__What the task asks__. Can you print the data exactly and leave out each image?

-- Start Input records --

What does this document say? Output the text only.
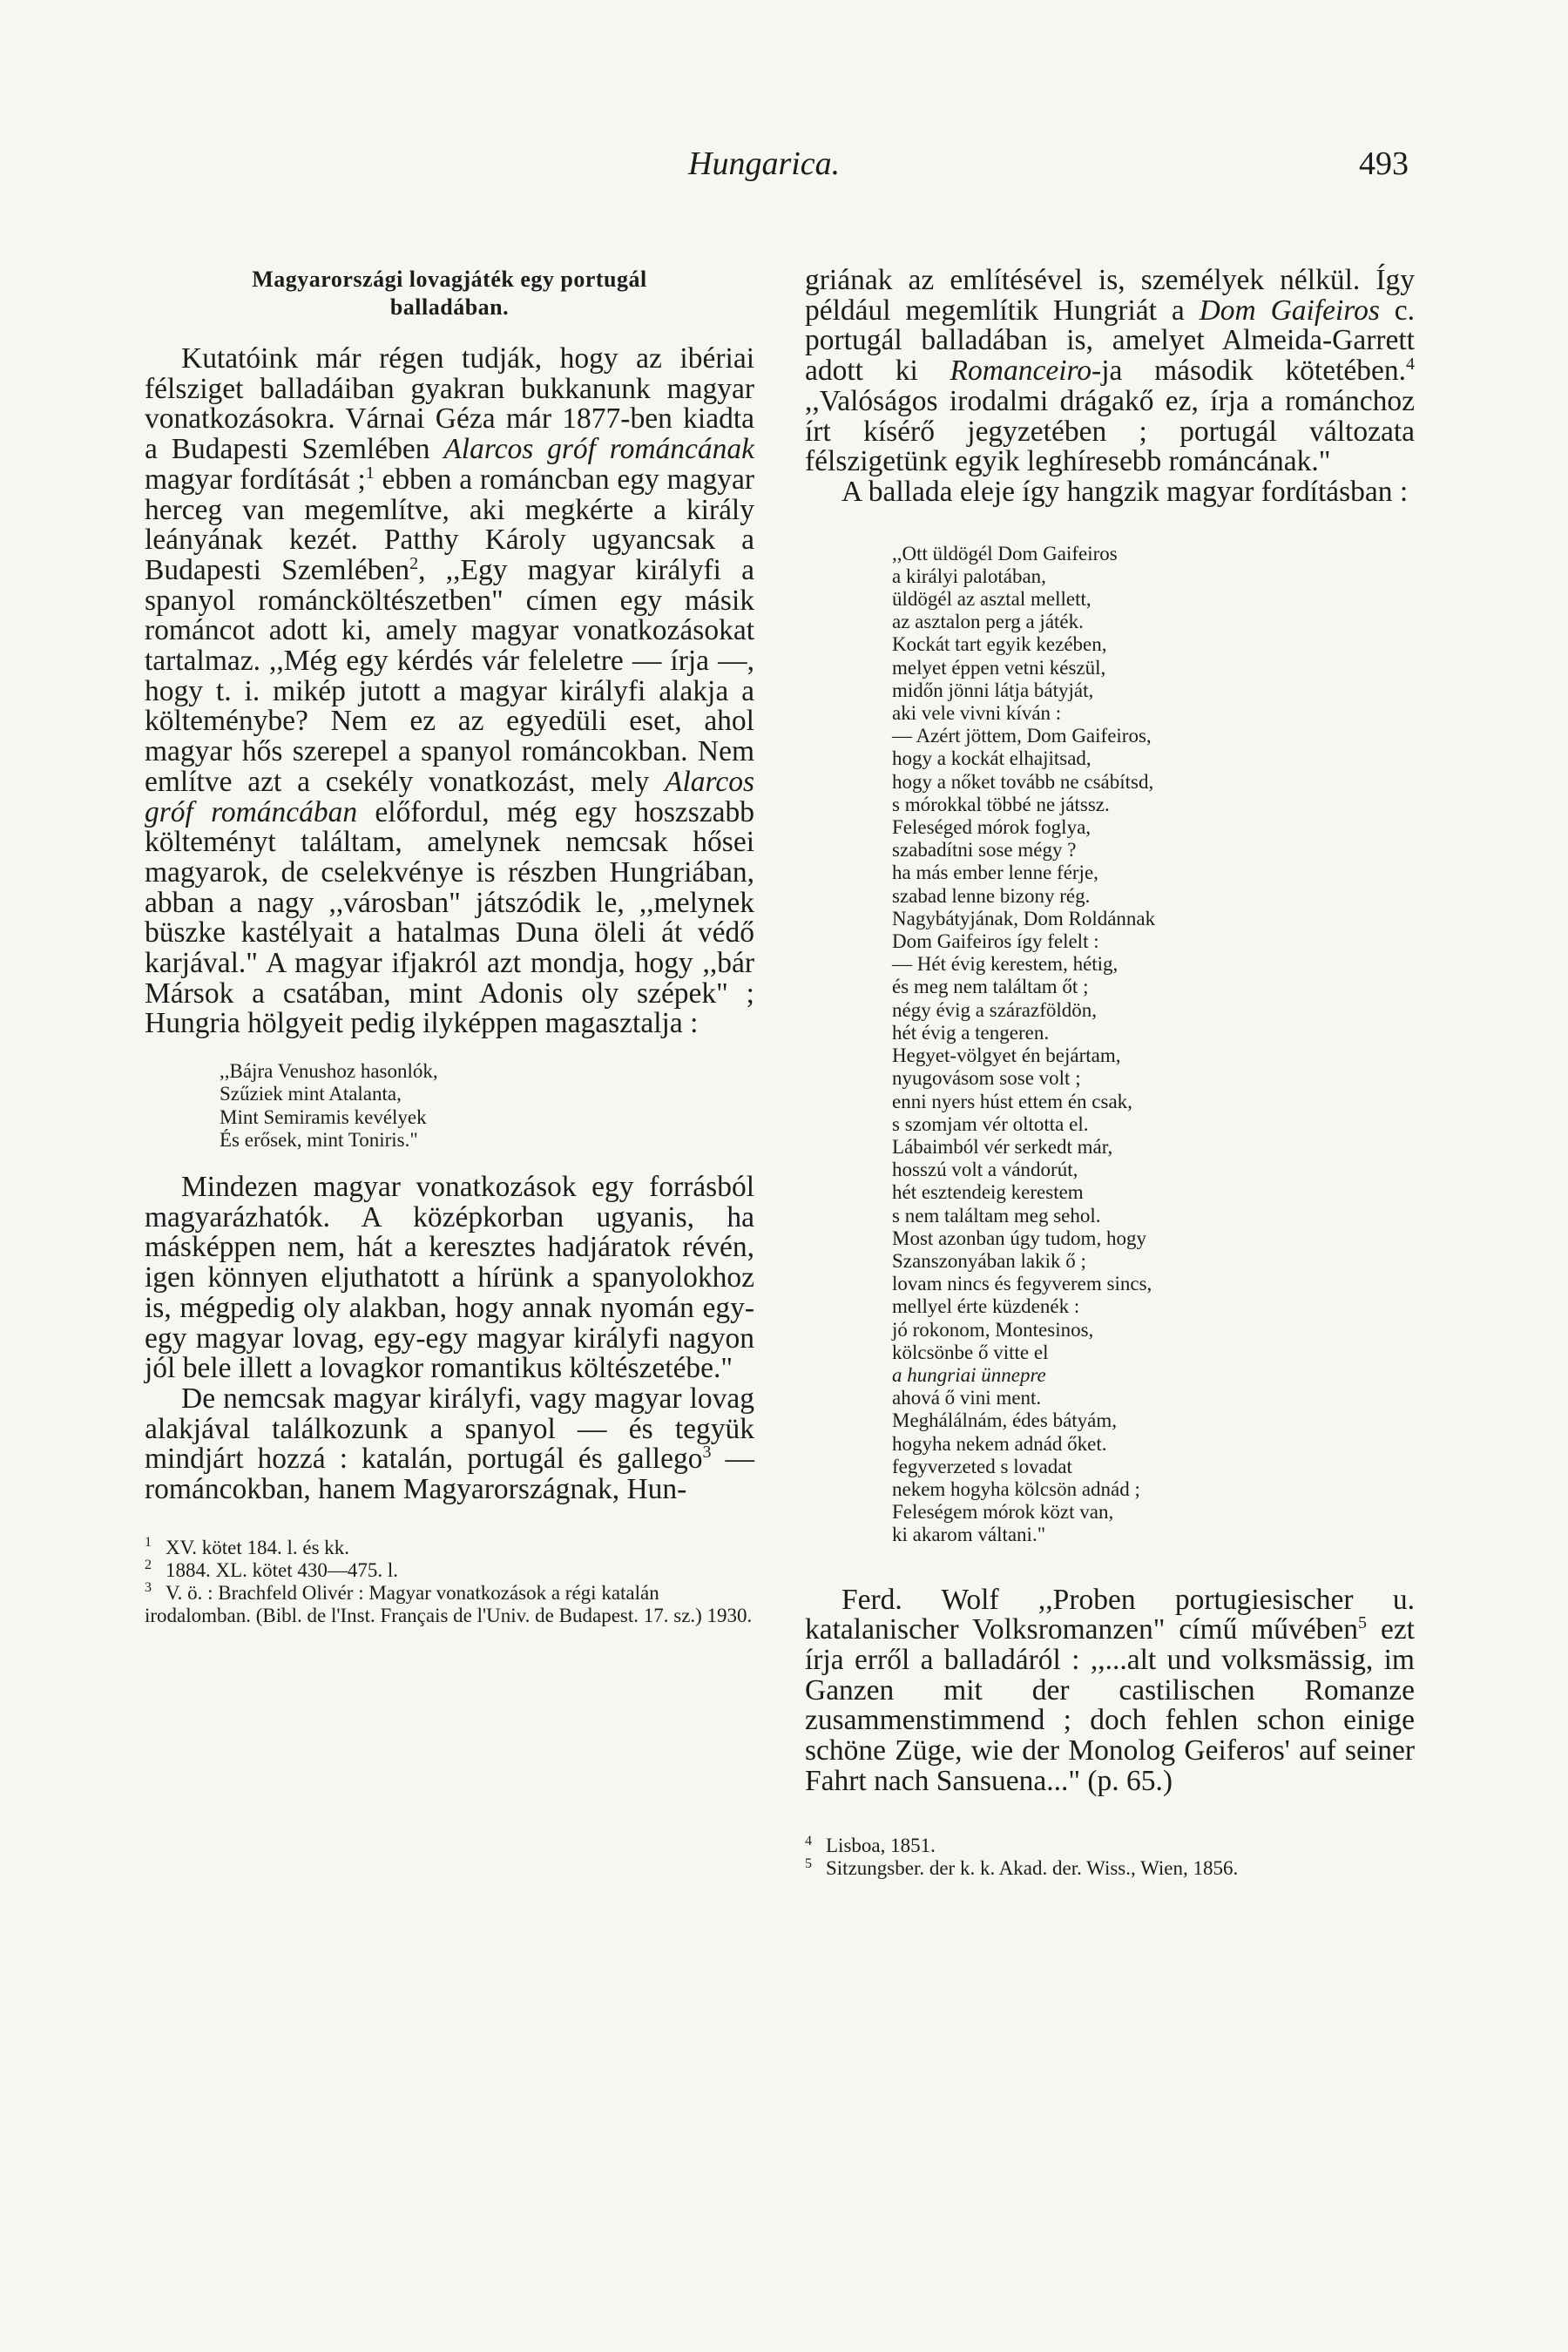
Hungarica.	493
Magyarországi lovagjáték egy portugál
balladában.

Kutatóink már régen tudják, hogy az ibériai félsziget balladáiban gyakran bukkanunk magyar vonatkozásokra. Várnai Géza már 1877-ben kiadta a Budapesti Szemlében Alarcos gróf románcának magyar fordítását ;$^1$ ebben a románcban egy magyar herceg van megemlítve, aki megkérte a király leányának kezét. Patthy Károly ugyancsak a Budapesti Szemlében$^2$, ,,Egy magyar királyfi a spanyol románcköltészetben" címen egy másik románcot adott ki, amely magyar vonatkozásokat tartalmaz. ,,Még egy kérdés vár feleletre — írja —, hogy t. i. mikép jutott a magyar királyfi alakja a költeménybe? Nem ez az egyedüli eset, ahol magyar hős szerepel a spanyol románcokban. Nem említve azt a csekély vonatkozást, mely Alarcos gróf románcában előfordul, még egy hoszszabb költeményt találtam, amelynek nemcsak hősei magyarok, de cselekvénye is részben Hungriában, abban a nagy ,,városban" játszódik le, ,,melynek büszke kastélyait a hatalmas Duna öleli át védő karjával." A magyar ifjakról azt mondja, hogy ,,bár Mársok a csatában, mint Adonis oly szépek" ; Hungria hölgyeit pedig ilyképpen magasztalja :

,,Bájra Venushoz hasonlók,
Szűziek mint Atalanta,
Mint Semiramis kevélyek
És erősek, mint Toniris."

Mindezen magyar vonatkozások egy forrásból magyarázhatók. A középkorban ugyanis, ha másképpen nem, hát a keresztes hadjáratok révén, igen könnyen eljuthatott a hírünk a spanyolokhoz is, mégpedig oly alakban, hogy annak nyomán egy-egy magyar lovag, egy-egy magyar királyfi nagyon jól bele illett a lovagkor romantikus költészetébe."

De nemcsak magyar királyfi, vagy magyar lovag alakjával találkozunk a spanyol — és tegyük mindjárt hozzá : katalán, portugál és gallego$^3$ — románcokban, hanem Magyarországnak, Hun-

1 XV. kötet 184. l. és kk.

2 1884. XL. kötet 430—475. l.

3 V. ö. : Brachfeld Olivér : Magyar vonatkozások a régi katalán irodalomban. (Bibl. de l'Inst. Français de l'Univ. de Budapest. 17. sz.) 1930.

griának az említésével is, személyek nélkül. Így például megemlítik Hungriát a Dom Gaifeiros c. portugál balladában is, amelyet Almeida-Garrett adott ki Romanceiro-ja második kötetében.$^4$ ,,Valóságos irodalmi drágakő ez, írja a románchoz írt kísérő jegyzetében ; portugál változata félszigetünk egyik leghíresebb románcának."

A ballada eleje így hangzik magyar fordításban :

,,Ott üldögél Dom Gaifeiros
a királyi palotában,
üldögél az asztal mellett,
az asztalon perg a játék.
Kockát tart egyik kezében,
melyet éppen vetni készül,
midőn jönni látja bátyját,
aki vele vivni kíván :
— Azért jöttem, Dom Gaifeiros,
hogy a kockát elhajitsad,
hogy a nőket tovább ne csábítsd,
s mórokkal többé ne játssz.
Feleséged mórok foglya,
szabadítni sose mégy ?
ha más ember lenne férje,
szabad lenne bizony rég.
Nagybátyjának, Dom Roldánnak
Dom Gaifeiros így felelt :
— Hét évig kerestem, hétig,
és meg nem találtam őt ;
négy évig a szárazföldön,
hét évig a tengeren.
Hegyet-völgyet én bejártam,
nyugovásom sose volt ;
enni nyers húst ettem én csak,
s szomjam vér oltotta el.
Lábaimból vér serkedt már,
hosszú volt a vándorút,
hét esztendeig kerestem
s nem találtam meg sehol.
Most azonban úgy tudom, hogy
Szanszonyában lakik ő ;
lovam nincs és fegyverem sincs,
mellyel érte küzdenék :
jó rokonom, Montesinos,
kölcsönbe ő vitte el
a hungriai ünnepre
ahová ő vini ment.
Meghálálnám, édes bátyám,
hogyha nekem adnád őket.
fegyverzeted s lovadat
nekem hogyha kölcsön adnád ;
Feleségem mórok közt van,
ki akarom váltani."

Ferd. Wolf ,,Proben portugiesischer u. katalanischer Volksromanzen" című művében$^5$ ezt írja erről a balladáról : ,,...alt und volksmässig, im Ganzen mit der castilischen Romanze zusammenstimmend ; doch fehlen schon einige schöne Züge, wie der Monolog Geiferos' auf seiner Fahrt nach Sansuena..." (p. 65.)

4 Lisboa, 1851.

5 Sitzungsber. der k. k. Akad. der. Wiss., Wien, 1856.
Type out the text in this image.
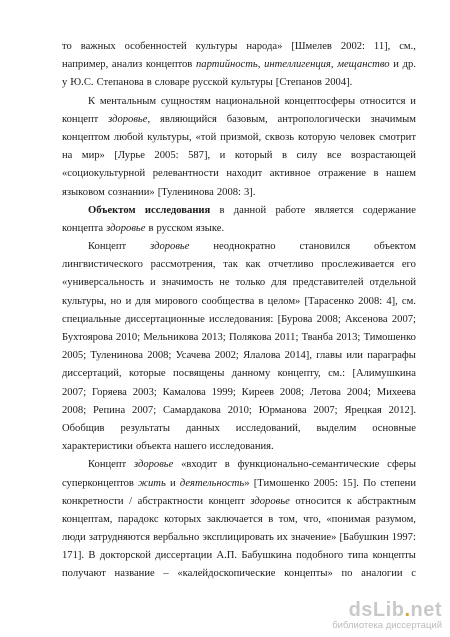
то важных особенностей культуры народа» [Шмелев 2002: 11], см.,
например, анализ концептов партийность, интеллигенция, мещанство и др.
у Ю.С. Степанова в словаре русской культуры [Степанов 2004].
К ментальным сущностям национальной концептосферы относится и
концепт здоровье, являющийся базовым, антропологически значимым
концептом любой культуры, «той призмой, сквозь которую человек смотрит
на мир» [Лурье 2005: 587], и который в силу все возрастающей
«социокультурной релевантности находит активное отражение в нашем
языковом сознании» [Туленинова 2008: 3].
Объектом исследования в данной работе является содержание
концепта здоровье в русском языке.
Концепт здоровье неоднократно становился объектом
лингвистического рассмотрения, так как отчетливо прослеживается его
«универсальность и значимость не только для представителей отдельной
культуры, но и для мирового сообщества в целом» [Тарасенко 2008: 4], см.
специальные диссертационные исследования: [Бурова 2008; Аксенова 2007;
Бухтоярова 2010; Мельникова 2013; Полякова 2011; Тванба 2013; Тимошенко
2005; Туленинова 2008; Усачева 2002; Ялалова 2014], главы или параграфы
диссертаций, которые посвящены данному концепту, см.: [Алимушкина
2007; Горяева 2003; Камалова 1999; Киреев 2008; Летова 2004; Михеева
2008; Репина 2007; Самардакова 2010; Юрманова 2007; Ярецкая 2012].
Обобщив результаты данных исследований, выделим основные
характеристики объекта нашего исследования.
Концепт здоровье «входит в функционально-семантические сферы
суперконцептов жить и деятельность» [Тимошенко 2005: 15]. По степени
конкретности / абстрактности концепт здоровье относится к абстрактным
концептам, парадокс которых заключается в том, что, «понимая разумом,
люди затрудняются вербально эксплицировать их значение» [Бабушкин 1997:
171]. В докторской диссертации А.П. Бабушкина подобного типа концепты
получают название – «калейдоскопические концепты» по аналогии с
dsLib.net
библиотека диссертаций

-- End Input records --

__Task result__.
What does this document say? Output the text only.
Hungarica.	493
Magyarországi lovagjáték egy portugál
balladában.

Kutatóink már régen tudják, hogy az ibériai félsziget balladáiban gyakran bukkanunk magyar vonatkozásokra. Várnai Géza már 1877-ben kiadta a Budapesti Szemlében Alarcos gróf románcának magyar fordítását ;$^1$ ebben a románcban egy magyar herceg van megemlítve, aki megkérte a király leányának kezét. Patthy Károly ugyancsak a Budapesti Szemlében$^2$, ,,Egy magyar királyfi a spanyol románcköltészetben" címen egy másik románcot adott ki, amely magyar vonatkozásokat tartalmaz. ,,Még egy kérdés vár feleletre — írja —, hogy t. i. mikép jutott a magyar királyfi alakja a költeménybe? Nem ez az egyedüli eset, ahol magyar hős szerepel a spanyol románcokban. Nem említve azt a csekély vonatkozást, mely Alarcos gróf románcában előfordul, még egy hoszszabb költeményt találtam, amelynek nemcsak hősei magyarok, de cselekvénye is részben Hungriában, abban a nagy ,,városban" játszódik le, ,,melynek büszke kastélyait a hatalmas Duna öleli át védő karjával." A magyar ifjakról azt mondja, hogy ,,bár Mársok a csatában, mint Adonis oly szépek" ; Hungria hölgyeit pedig ilyképpen magasztalja :

,,Bájra Venushoz hasonlók,
Szűziek mint Atalanta,
Mint Semiramis kevélyek
És erősek, mint Toniris."

Mindezen magyar vonatkozások egy forrásból magyarázhatók. A középkorban ugyanis, ha másképpen nem, hát a keresztes hadjáratok révén, igen könnyen eljuthatott a hírünk a spanyolokhoz is, mégpedig oly alakban, hogy annak nyomán egy-egy magyar lovag, egy-egy magyar királyfi nagyon jól bele illett a lovagkor romantikus költészetébe."

De nemcsak magyar királyfi, vagy magyar lovag alakjával találkozunk a spanyol — és tegyük mindjárt hozzá : katalán, portugál és gallego$^3$ — románcokban, hanem Magyarországnak, Hun-

1 XV. kötet 184. l. és kk.

2 1884. XL. kötet 430—475. l.

3 V. ö. : Brachfeld Olivér : Magyar vonatkozások a régi katalán irodalomban. (Bibl. de l'Inst. Français de l'Univ. de Budapest. 17. sz.) 1930.

griának az említésével is, személyek nélkül. Így például megemlítik Hungriát a Dom Gaifeiros c. portugál balladában is, amelyet Almeida-Garrett adott ki Romanceiro-ja második kötetében.$^4$ ,,Valóságos irodalmi drágakő ez, írja a románchoz írt kísérő jegyzetében ; portugál változata félszigetünk egyik leghíresebb románcának."

A ballada eleje így hangzik magyar fordításban :

,,Ott üldögél Dom Gaifeiros
a királyi palotában,
üldögél az asztal mellett,
az asztalon perg a játék.
Kockát tart egyik kezében,
melyet éppen vetni készül,
midőn jönni látja bátyját,
aki vele vivni kíván :
— Azért jöttem, Dom Gaifeiros,
hogy a kockát elhajitsad,
hogy a nőket tovább ne csábítsd,
s mórokkal többé ne játssz.
Feleséged mórok foglya,
szabadítni sose mégy ?
ha más ember lenne férje,
szabad lenne bizony rég.
Nagybátyjának, Dom Roldánnak
Dom Gaifeiros így felelt :
— Hét évig kerestem, hétig,
és meg nem találtam őt ;
négy évig a szárazföldön,
hét évig a tengeren.
Hegyet-völgyet én bejártam,
nyugovásom sose volt ;
enni nyers húst ettem én csak,
s szomjam vér oltotta el.
Lábaimból vér serkedt már,
hosszú volt a vándorút,
hét esztendeig kerestem
s nem találtam meg sehol.
Most azonban úgy tudom, hogy
Szanszonyában lakik ő ;
lovam nincs és fegyverem sincs,
mellyel érte küzdenék :
jó rokonom, Montesinos,
kölcsönbe ő vitte el
a hungriai ünnepre
ahová ő vini ment.
Meghálálnám, édes bátyám,
hogyha nekem adnád őket.
fegyverzeted s lovadat
nekem hogyha kölcsön adnád ;
Feleségem mórok közt van,
ki akarom váltani."

Ferd. Wolf ,,Proben portugiesischer u. katalanischer Volksromanzen" című művében$^5$ ezt írja erről a balladáról : ,,...alt und volksmässig, im Ganzen mit der castilischen Romanze zusammenstimmend ; doch fehlen schon einige schöne Züge, wie der Monolog Geiferos' auf seiner Fahrt nach Sansuena..." (p. 65.)

4 Lisboa, 1851.

5 Sitzungsber. der k. k. Akad. der. Wiss., Wien, 1856.
Type out the text in this image.
то важных особенностей культуры народа» [Шмелев 2002: 11], см.,
например, анализ концептов партийность, интеллигенция, мещанство и др.
у Ю.С. Степанова в словаре русской культуры [Степанов 2004].
К ментальным сущностям национальной концептосферы относится и
концепт здоровье, являющийся базовым, антропологически значимым
концептом любой культуры, «той призмой, сквозь которую человек смотрит
на мир» [Лурье 2005: 587], и который в силу все возрастающей
«социокультурной релевантности находит активное отражение в нашем
языковом сознании» [Туленинова 2008: 3].
Объектом исследования в данной работе является содержание
концепта здоровье в русском языке.
Концепт здоровье неоднократно становился объектом
лингвистического рассмотрения, так как отчетливо прослеживается его
«универсальность и значимость не только для представителей отдельной
культуры, но и для мирового сообщества в целом» [Тарасенко 2008: 4], см.
специальные диссертационные исследования: [Бурова 2008; Аксенова 2007;
Бухтоярова 2010; Мельникова 2013; Полякова 2011; Тванба 2013; Тимошенко
2005; Туленинова 2008; Усачева 2002; Ялалова 2014], главы или параграфы
диссертаций, которые посвящены данному концепту, см.: [Алимушкина
2007; Горяева 2003; Камалова 1999; Киреев 2008; Летова 2004; Михеева
2008; Репина 2007; Самардакова 2010; Юрманова 2007; Ярецкая 2012].
Обобщив результаты данных исследований, выделим основные
характеристики объекта нашего исследования.
Концепт здоровье «входит в функционально-семантические сферы
суперконцептов жить и деятельность» [Тимошенко 2005: 15]. По степени
конкретности / абстрактности концепт здоровье относится к абстрактным
концептам, парадокс которых заключается в том, что, «понимая разумом,
люди затрудняются вербально эксплицировать их значение» [Бабушкин 1997:
171]. В докторской диссертации А.П. Бабушкина подобного типа концепты
получают название – «калейдоскопические концепты» по аналогии с
dsLib.net
библиотека диссертаций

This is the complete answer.